───── Provided records

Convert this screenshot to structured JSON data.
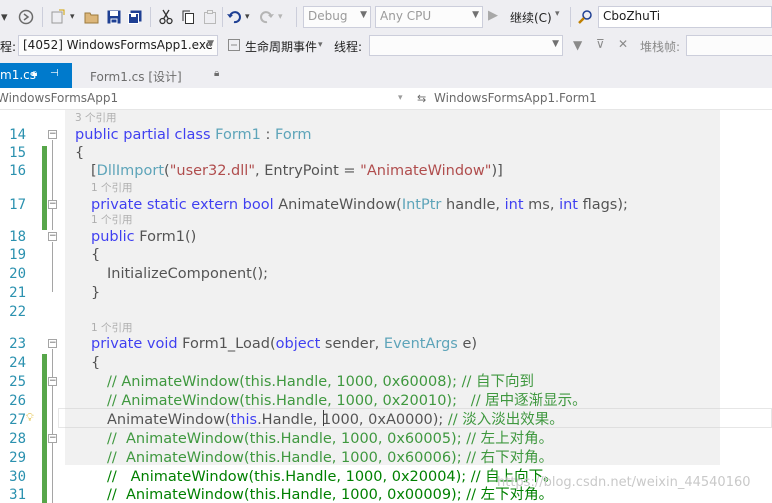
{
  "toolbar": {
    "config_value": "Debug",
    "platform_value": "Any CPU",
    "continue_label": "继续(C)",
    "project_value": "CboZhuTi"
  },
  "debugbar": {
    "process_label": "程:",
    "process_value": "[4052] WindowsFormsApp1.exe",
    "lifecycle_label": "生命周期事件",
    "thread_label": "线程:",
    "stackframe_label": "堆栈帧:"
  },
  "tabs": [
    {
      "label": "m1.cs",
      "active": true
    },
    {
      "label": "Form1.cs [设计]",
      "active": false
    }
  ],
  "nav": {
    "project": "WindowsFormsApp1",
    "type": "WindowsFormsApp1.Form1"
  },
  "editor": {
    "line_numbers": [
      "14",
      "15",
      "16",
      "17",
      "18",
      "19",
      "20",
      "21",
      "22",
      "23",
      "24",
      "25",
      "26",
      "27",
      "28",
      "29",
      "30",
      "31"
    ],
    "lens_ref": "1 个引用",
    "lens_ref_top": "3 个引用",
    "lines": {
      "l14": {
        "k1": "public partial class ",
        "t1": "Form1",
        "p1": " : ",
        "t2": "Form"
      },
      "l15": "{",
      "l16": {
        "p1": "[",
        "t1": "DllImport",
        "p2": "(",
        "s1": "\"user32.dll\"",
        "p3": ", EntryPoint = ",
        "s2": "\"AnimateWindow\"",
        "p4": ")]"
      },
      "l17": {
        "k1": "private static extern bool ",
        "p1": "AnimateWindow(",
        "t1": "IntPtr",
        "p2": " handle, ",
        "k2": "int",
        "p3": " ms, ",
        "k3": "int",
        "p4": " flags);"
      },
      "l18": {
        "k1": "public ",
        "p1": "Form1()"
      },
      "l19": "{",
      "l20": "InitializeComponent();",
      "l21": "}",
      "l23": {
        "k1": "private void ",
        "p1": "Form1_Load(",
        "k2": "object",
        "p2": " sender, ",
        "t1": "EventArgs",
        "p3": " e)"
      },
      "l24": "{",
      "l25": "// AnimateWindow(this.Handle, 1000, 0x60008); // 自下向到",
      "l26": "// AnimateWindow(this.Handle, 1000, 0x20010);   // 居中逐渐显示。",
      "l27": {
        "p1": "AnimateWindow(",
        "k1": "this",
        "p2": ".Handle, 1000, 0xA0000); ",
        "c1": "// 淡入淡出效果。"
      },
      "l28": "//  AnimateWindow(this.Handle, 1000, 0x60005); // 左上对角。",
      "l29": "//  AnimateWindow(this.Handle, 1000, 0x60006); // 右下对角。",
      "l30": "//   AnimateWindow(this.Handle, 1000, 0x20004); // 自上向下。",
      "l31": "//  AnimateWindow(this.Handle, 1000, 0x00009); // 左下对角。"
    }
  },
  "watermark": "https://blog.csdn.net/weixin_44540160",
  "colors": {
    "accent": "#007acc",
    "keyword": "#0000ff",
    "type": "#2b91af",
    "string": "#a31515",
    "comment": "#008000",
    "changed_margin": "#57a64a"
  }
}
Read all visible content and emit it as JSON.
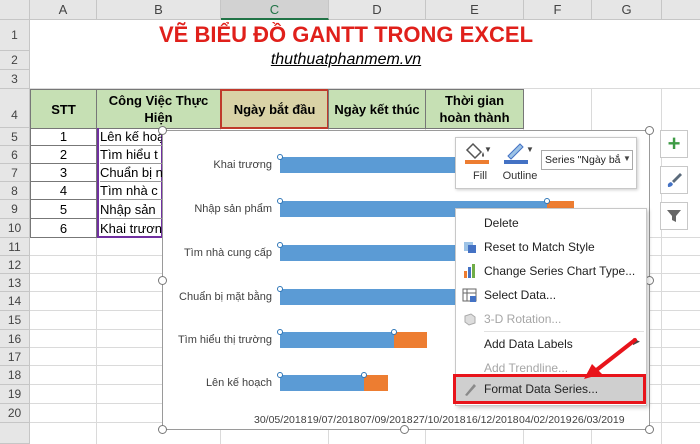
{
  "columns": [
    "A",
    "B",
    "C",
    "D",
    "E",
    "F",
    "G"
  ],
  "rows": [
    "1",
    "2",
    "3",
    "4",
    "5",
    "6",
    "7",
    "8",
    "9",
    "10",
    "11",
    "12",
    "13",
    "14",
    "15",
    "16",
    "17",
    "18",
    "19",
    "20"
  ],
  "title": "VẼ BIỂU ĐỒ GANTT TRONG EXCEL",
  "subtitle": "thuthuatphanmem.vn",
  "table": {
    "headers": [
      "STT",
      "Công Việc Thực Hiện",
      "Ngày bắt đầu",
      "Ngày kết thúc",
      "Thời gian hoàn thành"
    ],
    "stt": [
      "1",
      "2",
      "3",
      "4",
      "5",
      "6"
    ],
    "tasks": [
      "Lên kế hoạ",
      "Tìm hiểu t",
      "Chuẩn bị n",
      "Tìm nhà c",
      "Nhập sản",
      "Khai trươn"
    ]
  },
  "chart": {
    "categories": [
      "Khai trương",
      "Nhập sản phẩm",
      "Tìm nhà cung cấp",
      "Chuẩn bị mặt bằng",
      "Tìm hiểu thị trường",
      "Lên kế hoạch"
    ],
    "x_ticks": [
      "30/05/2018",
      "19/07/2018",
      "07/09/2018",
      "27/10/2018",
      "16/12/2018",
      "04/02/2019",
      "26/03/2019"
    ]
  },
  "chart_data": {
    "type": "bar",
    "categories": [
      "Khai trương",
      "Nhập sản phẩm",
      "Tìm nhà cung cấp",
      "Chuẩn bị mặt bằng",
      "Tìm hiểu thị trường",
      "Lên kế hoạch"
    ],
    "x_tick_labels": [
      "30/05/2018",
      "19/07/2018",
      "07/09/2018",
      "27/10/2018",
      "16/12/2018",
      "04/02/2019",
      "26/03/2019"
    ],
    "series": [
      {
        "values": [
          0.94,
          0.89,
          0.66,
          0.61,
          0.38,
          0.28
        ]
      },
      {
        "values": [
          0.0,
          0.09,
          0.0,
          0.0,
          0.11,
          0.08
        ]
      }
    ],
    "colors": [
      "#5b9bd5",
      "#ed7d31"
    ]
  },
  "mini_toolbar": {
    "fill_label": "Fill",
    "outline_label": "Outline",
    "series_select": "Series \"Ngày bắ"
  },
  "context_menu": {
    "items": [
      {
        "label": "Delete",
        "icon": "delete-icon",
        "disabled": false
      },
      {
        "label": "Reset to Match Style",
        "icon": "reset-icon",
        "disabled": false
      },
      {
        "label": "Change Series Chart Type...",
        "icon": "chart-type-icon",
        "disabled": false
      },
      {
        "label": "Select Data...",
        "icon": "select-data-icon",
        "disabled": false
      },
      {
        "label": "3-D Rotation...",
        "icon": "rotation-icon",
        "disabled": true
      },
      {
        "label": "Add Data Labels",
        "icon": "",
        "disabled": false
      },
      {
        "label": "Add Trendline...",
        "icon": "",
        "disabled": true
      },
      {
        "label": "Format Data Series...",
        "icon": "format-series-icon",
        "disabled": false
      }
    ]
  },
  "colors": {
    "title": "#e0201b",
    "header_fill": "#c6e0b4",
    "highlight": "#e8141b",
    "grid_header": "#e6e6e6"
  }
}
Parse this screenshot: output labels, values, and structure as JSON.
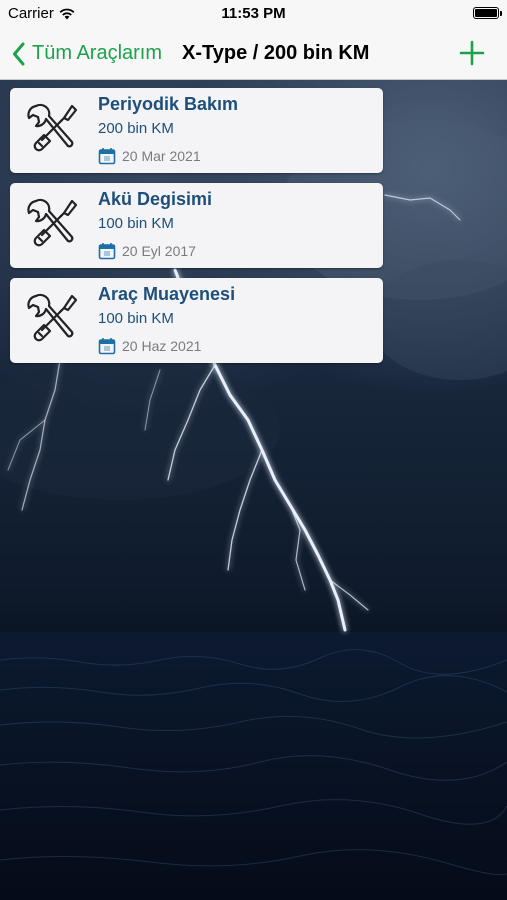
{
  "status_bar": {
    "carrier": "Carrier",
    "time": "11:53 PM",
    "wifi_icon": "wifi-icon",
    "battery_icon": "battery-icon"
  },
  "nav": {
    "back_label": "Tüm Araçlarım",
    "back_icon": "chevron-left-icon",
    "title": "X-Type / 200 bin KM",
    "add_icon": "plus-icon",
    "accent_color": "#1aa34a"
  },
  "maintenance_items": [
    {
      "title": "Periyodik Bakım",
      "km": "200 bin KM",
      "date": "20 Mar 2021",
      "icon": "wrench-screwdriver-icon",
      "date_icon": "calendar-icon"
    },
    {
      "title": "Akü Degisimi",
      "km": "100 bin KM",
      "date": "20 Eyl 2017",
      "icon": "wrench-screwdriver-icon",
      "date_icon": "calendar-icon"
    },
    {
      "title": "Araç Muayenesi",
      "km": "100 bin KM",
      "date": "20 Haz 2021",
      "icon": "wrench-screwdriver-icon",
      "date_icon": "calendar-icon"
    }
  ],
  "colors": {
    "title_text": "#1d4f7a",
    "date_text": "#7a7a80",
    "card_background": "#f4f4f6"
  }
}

──────────

Problem to solve: Reproduce the material in its entirety and word for word, without the pictures.

Written response:
Convert this screenshot to structured JSON data.
{
  "toolbar": {
    "config_value": "Debug",
    "platform_value": "Any CPU",
    "continue_label": "继续(C)",
    "project_value": "CboZhuTi"
  },
  "debugbar": {
    "process_label": "程:",
    "process_value": "[4052] WindowsFormsApp1.exe",
    "lifecycle_label": "生命周期事件",
    "thread_label": "线程:",
    "stackframe_label": "堆栈帧:"
  },
  "tabs": [
    {
      "label": "m1.cs",
      "active": true
    },
    {
      "label": "Form1.cs [设计]",
      "active": false
    }
  ],
  "nav": {
    "project": "WindowsFormsApp1",
    "type": "WindowsFormsApp1.Form1"
  },
  "editor": {
    "line_numbers": [
      "14",
      "15",
      "16",
      "17",
      "18",
      "19",
      "20",
      "21",
      "22",
      "23",
      "24",
      "25",
      "26",
      "27",
      "28",
      "29",
      "30",
      "31"
    ],
    "lens_ref": "1 个引用",
    "lens_ref_top": "3 个引用",
    "lines": {
      "l14": {
        "k1": "public partial class ",
        "t1": "Form1",
        "p1": " : ",
        "t2": "Form"
      },
      "l15": "{",
      "l16": {
        "p1": "[",
        "t1": "DllImport",
        "p2": "(",
        "s1": "\"user32.dll\"",
        "p3": ", EntryPoint = ",
        "s2": "\"AnimateWindow\"",
        "p4": ")]"
      },
      "l17": {
        "k1": "private static extern bool ",
        "p1": "AnimateWindow(",
        "t1": "IntPtr",
        "p2": " handle, ",
        "k2": "int",
        "p3": " ms, ",
        "k3": "int",
        "p4": " flags);"
      },
      "l18": {
        "k1": "public ",
        "p1": "Form1()"
      },
      "l19": "{",
      "l20": "InitializeComponent();",
      "l21": "}",
      "l23": {
        "k1": "private void ",
        "p1": "Form1_Load(",
        "k2": "object",
        "p2": " sender, ",
        "t1": "EventArgs",
        "p3": " e)"
      },
      "l24": "{",
      "l25": "// AnimateWindow(this.Handle, 1000, 0x60008); // 自下向到",
      "l26": "// AnimateWindow(this.Handle, 1000, 0x20010);   // 居中逐渐显示。",
      "l27": {
        "p1": "AnimateWindow(",
        "k1": "this",
        "p2": ".Handle, 1000, 0xA0000); ",
        "c1": "// 淡入淡出效果。"
      },
      "l28": "//  AnimateWindow(this.Handle, 1000, 0x60005); // 左上对角。",
      "l29": "//  AnimateWindow(this.Handle, 1000, 0x60006); // 右下对角。",
      "l30": "//   AnimateWindow(this.Handle, 1000, 0x20004); // 自上向下。",
      "l31": "//  AnimateWindow(this.Handle, 1000, 0x00009); // 左下对角。"
    }
  },
  "watermark": "https://blog.csdn.net/weixin_44540160",
  "colors": {
    "accent": "#007acc",
    "keyword": "#0000ff",
    "type": "#2b91af",
    "string": "#a31515",
    "comment": "#008000",
    "changed_margin": "#57a64a"
  }
}
Read all visible content and emit it as JSON.
{
  "columns": [
    "A",
    "B",
    "C",
    "D",
    "E",
    "F",
    "G"
  ],
  "rows": [
    "1",
    "2",
    "3",
    "4",
    "5",
    "6",
    "7",
    "8",
    "9",
    "10",
    "11",
    "12",
    "13",
    "14",
    "15",
    "16",
    "17",
    "18",
    "19",
    "20"
  ],
  "title": "VẼ BIỂU ĐỒ GANTT TRONG EXCEL",
  "subtitle": "thuthuatphanmem.vn",
  "table": {
    "headers": [
      "STT",
      "Công Việc Thực Hiện",
      "Ngày bắt đầu",
      "Ngày kết thúc",
      "Thời gian hoàn thành"
    ],
    "stt": [
      "1",
      "2",
      "3",
      "4",
      "5",
      "6"
    ],
    "tasks": [
      "Lên kế hoạ",
      "Tìm hiểu t",
      "Chuẩn bị n",
      "Tìm nhà c",
      "Nhập sản",
      "Khai trươn"
    ]
  },
  "chart": {
    "categories": [
      "Khai trương",
      "Nhập sản phẩm",
      "Tìm nhà cung cấp",
      "Chuẩn bị mặt bằng",
      "Tìm hiểu thị trường",
      "Lên kế hoạch"
    ],
    "x_ticks": [
      "30/05/2018",
      "19/07/2018",
      "07/09/2018",
      "27/10/2018",
      "16/12/2018",
      "04/02/2019",
      "26/03/2019"
    ]
  },
  "chart_data": {
    "type": "bar",
    "categories": [
      "Khai trương",
      "Nhập sản phẩm",
      "Tìm nhà cung cấp",
      "Chuẩn bị mặt bằng",
      "Tìm hiểu thị trường",
      "Lên kế hoạch"
    ],
    "x_tick_labels": [
      "30/05/2018",
      "19/07/2018",
      "07/09/2018",
      "27/10/2018",
      "16/12/2018",
      "04/02/2019",
      "26/03/2019"
    ],
    "series": [
      {
        "values": [
          0.94,
          0.89,
          0.66,
          0.61,
          0.38,
          0.28
        ]
      },
      {
        "values": [
          0.0,
          0.09,
          0.0,
          0.0,
          0.11,
          0.08
        ]
      }
    ],
    "colors": [
      "#5b9bd5",
      "#ed7d31"
    ]
  },
  "mini_toolbar": {
    "fill_label": "Fill",
    "outline_label": "Outline",
    "series_select": "Series \"Ngày bắ"
  },
  "context_menu": {
    "items": [
      {
        "label": "Delete",
        "icon": "delete-icon",
        "disabled": false
      },
      {
        "label": "Reset to Match Style",
        "icon": "reset-icon",
        "disabled": false
      },
      {
        "label": "Change Series Chart Type...",
        "icon": "chart-type-icon",
        "disabled": false
      },
      {
        "label": "Select Data...",
        "icon": "select-data-icon",
        "disabled": false
      },
      {
        "label": "3-D Rotation...",
        "icon": "rotation-icon",
        "disabled": true
      },
      {
        "label": "Add Data Labels",
        "icon": "",
        "disabled": false
      },
      {
        "label": "Add Trendline...",
        "icon": "",
        "disabled": true
      },
      {
        "label": "Format Data Series...",
        "icon": "format-series-icon",
        "disabled": false
      }
    ]
  },
  "colors": {
    "title": "#e0201b",
    "header_fill": "#c6e0b4",
    "highlight": "#e8141b",
    "grid_header": "#e6e6e6"
  }
}
Parse this screenshot: output labels, values, and structure as JSON.
{
  "status_bar": {
    "carrier": "Carrier",
    "time": "11:53 PM",
    "wifi_icon": "wifi-icon",
    "battery_icon": "battery-icon"
  },
  "nav": {
    "back_label": "Tüm Araçlarım",
    "back_icon": "chevron-left-icon",
    "title": "X-Type / 200 bin KM",
    "add_icon": "plus-icon",
    "accent_color": "#1aa34a"
  },
  "maintenance_items": [
    {
      "title": "Periyodik Bakım",
      "km": "200 bin KM",
      "date": "20 Mar 2021",
      "icon": "wrench-screwdriver-icon",
      "date_icon": "calendar-icon"
    },
    {
      "title": "Akü Degisimi",
      "km": "100 bin KM",
      "date": "20 Eyl 2017",
      "icon": "wrench-screwdriver-icon",
      "date_icon": "calendar-icon"
    },
    {
      "title": "Araç Muayenesi",
      "km": "100 bin KM",
      "date": "20 Haz 2021",
      "icon": "wrench-screwdriver-icon",
      "date_icon": "calendar-icon"
    }
  ],
  "colors": {
    "title_text": "#1d4f7a",
    "date_text": "#7a7a80",
    "card_background": "#f4f4f6"
  }
}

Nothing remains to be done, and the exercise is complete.